* _Short problem_
Transcribe the records below exactly, leaving out any pictures.
Start of Record excerpts
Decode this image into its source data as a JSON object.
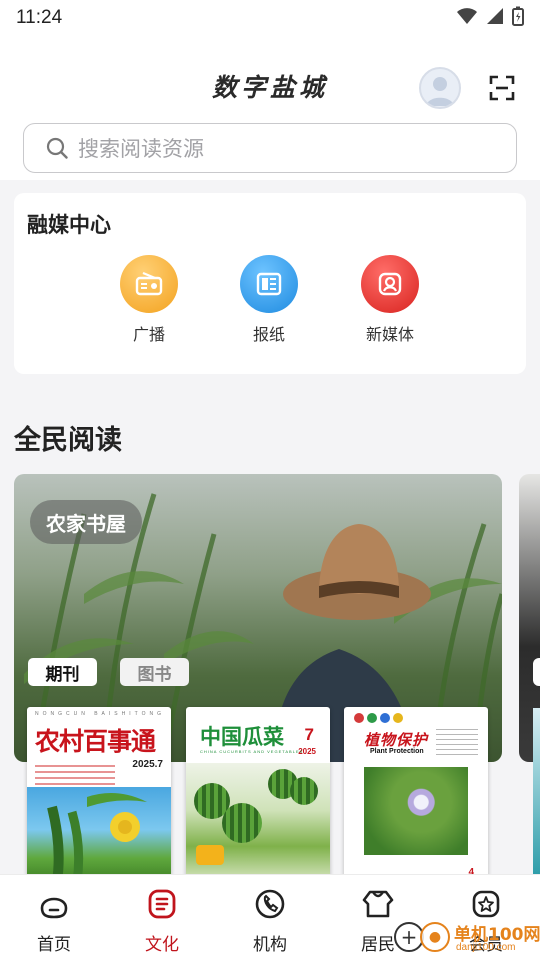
{
  "status_bar": {
    "time": "11:24"
  },
  "header": {
    "title": "数字盐城",
    "search_placeholder": "搜索阅读资源"
  },
  "media_center": {
    "title": "融媒中心",
    "items": [
      {
        "label": "广播",
        "icon": "radio-icon",
        "color": "#f6a92e"
      },
      {
        "label": "报纸",
        "icon": "newspaper-icon",
        "color": "#2f9ae6"
      },
      {
        "label": "新媒体",
        "icon": "new-media-icon",
        "color": "#e43532"
      }
    ]
  },
  "reading": {
    "section_title": "全民阅读",
    "banner_badge": "农家书屋",
    "tabs": [
      {
        "label": "期刊",
        "active": true
      },
      {
        "label": "图书",
        "active": false
      }
    ],
    "books": [
      {
        "subtitle": "NONGCUN BAISHITONG",
        "title": "农村百事通",
        "issue": "2025.7"
      },
      {
        "title": "中国瓜菜",
        "subtitle": "CHINA CUCURBITS AND VEGETABLES",
        "issue_number": "7",
        "year": "2025"
      },
      {
        "title": "植物保护",
        "subtitle": "Plant Protection",
        "issue_number": "4"
      }
    ]
  },
  "bottom_nav": {
    "items": [
      {
        "label": "首页",
        "icon": "home-icon",
        "active": false
      },
      {
        "label": "文化",
        "icon": "culture-icon",
        "active": true
      },
      {
        "label": "机构",
        "icon": "institution-icon",
        "active": false
      },
      {
        "label": "居民",
        "icon": "resident-icon",
        "active": false
      },
      {
        "label": "会员",
        "icon": "member-icon",
        "active": false
      }
    ]
  },
  "watermark": {
    "text": "单机100网",
    "url_text": "danji100.com"
  },
  "colors": {
    "accent": "#c0141c",
    "card_bg": "#ffffff",
    "page_bg": "#f4f4f6"
  }
}
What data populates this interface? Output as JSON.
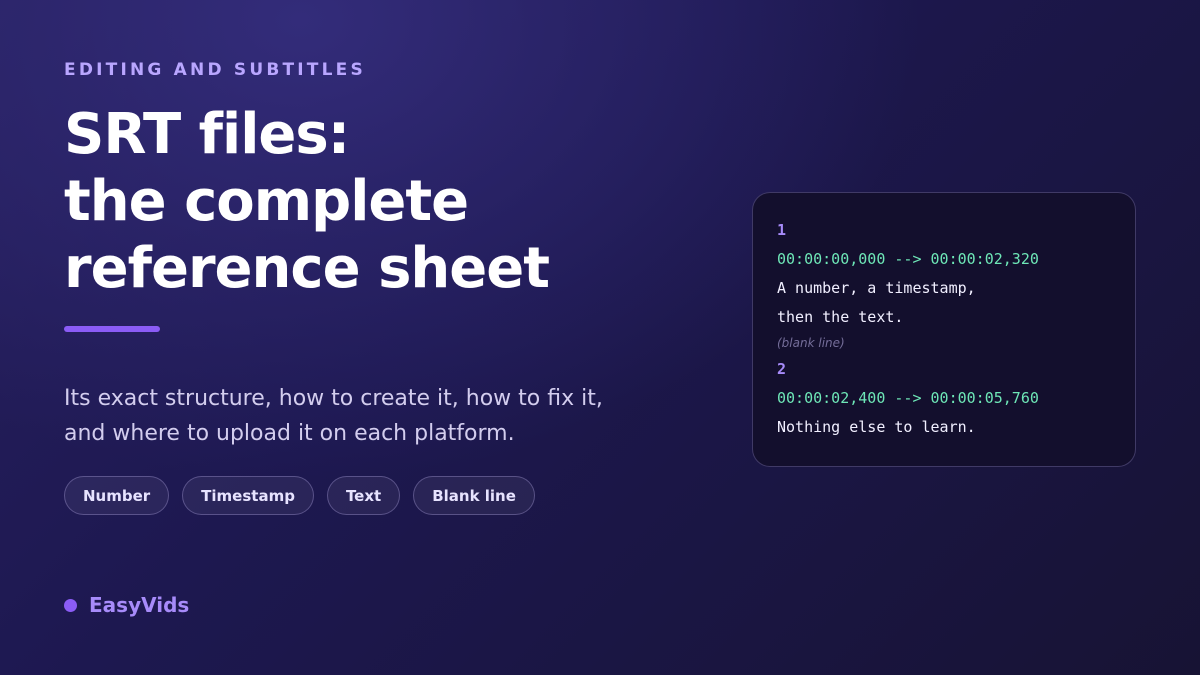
{
  "eyebrow": "EDITING AND SUBTITLES",
  "title": {
    "line1": "SRT files:",
    "line2": "the complete",
    "line3": "reference sheet"
  },
  "description": {
    "line1": "Its exact structure, how to create it, how to fix it,",
    "line2": "and where to upload it on each platform."
  },
  "tags": [
    "Number",
    "Timestamp",
    "Text",
    "Blank line"
  ],
  "brand": {
    "name": "EasyVids"
  },
  "code_sample": {
    "entry1_number": "1",
    "entry1_timestamp": "00:00:00,000 --> 00:00:02,320",
    "entry1_text_line1": "A number, a timestamp,",
    "entry1_text_line2": "then the text.",
    "blank_line_note": "(blank line)",
    "entry2_number": "2",
    "entry2_timestamp": "00:00:02,400 --> 00:00:05,760",
    "entry2_text_line1": "Nothing else to learn."
  },
  "colors": {
    "accent": "#8b5cf6",
    "eyebrow": "#b9a6ff",
    "timestamp": "#6ee7b7",
    "background": "#1d1850"
  }
}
End of Record excerpts
* _Answer to this problem_
Decode this image into its source data as a JSON object.
{
  "status_bar": {
    "time": "11:24"
  },
  "header": {
    "title": "数字盐城",
    "search_placeholder": "搜索阅读资源"
  },
  "media_center": {
    "title": "融媒中心",
    "items": [
      {
        "label": "广播",
        "icon": "radio-icon",
        "color": "#f6a92e"
      },
      {
        "label": "报纸",
        "icon": "newspaper-icon",
        "color": "#2f9ae6"
      },
      {
        "label": "新媒体",
        "icon": "new-media-icon",
        "color": "#e43532"
      }
    ]
  },
  "reading": {
    "section_title": "全民阅读",
    "banner_badge": "农家书屋",
    "tabs": [
      {
        "label": "期刊",
        "active": true
      },
      {
        "label": "图书",
        "active": false
      }
    ],
    "books": [
      {
        "subtitle": "NONGCUN BAISHITONG",
        "title": "农村百事通",
        "issue": "2025.7"
      },
      {
        "title": "中国瓜菜",
        "subtitle": "CHINA CUCURBITS AND VEGETABLES",
        "issue_number": "7",
        "year": "2025"
      },
      {
        "title": "植物保护",
        "subtitle": "Plant Protection",
        "issue_number": "4"
      }
    ]
  },
  "bottom_nav": {
    "items": [
      {
        "label": "首页",
        "icon": "home-icon",
        "active": false
      },
      {
        "label": "文化",
        "icon": "culture-icon",
        "active": true
      },
      {
        "label": "机构",
        "icon": "institution-icon",
        "active": false
      },
      {
        "label": "居民",
        "icon": "resident-icon",
        "active": false
      },
      {
        "label": "会员",
        "icon": "member-icon",
        "active": false
      }
    ]
  },
  "watermark": {
    "text": "单机100网",
    "url_text": "danji100.com"
  },
  "colors": {
    "accent": "#c0141c",
    "card_bg": "#ffffff",
    "page_bg": "#f4f4f6"
  }
}
What data populates this interface? Output as JSON.
{
  "eyebrow": "EDITING AND SUBTITLES",
  "title": {
    "line1": "SRT files:",
    "line2": "the complete",
    "line3": "reference sheet"
  },
  "description": {
    "line1": "Its exact structure, how to create it, how to fix it,",
    "line2": "and where to upload it on each platform."
  },
  "tags": [
    "Number",
    "Timestamp",
    "Text",
    "Blank line"
  ],
  "brand": {
    "name": "EasyVids"
  },
  "code_sample": {
    "entry1_number": "1",
    "entry1_timestamp": "00:00:00,000 --> 00:00:02,320",
    "entry1_text_line1": "A number, a timestamp,",
    "entry1_text_line2": "then the text.",
    "blank_line_note": "(blank line)",
    "entry2_number": "2",
    "entry2_timestamp": "00:00:02,400 --> 00:00:05,760",
    "entry2_text_line1": "Nothing else to learn."
  },
  "colors": {
    "accent": "#8b5cf6",
    "eyebrow": "#b9a6ff",
    "timestamp": "#6ee7b7",
    "background": "#1d1850"
  }
}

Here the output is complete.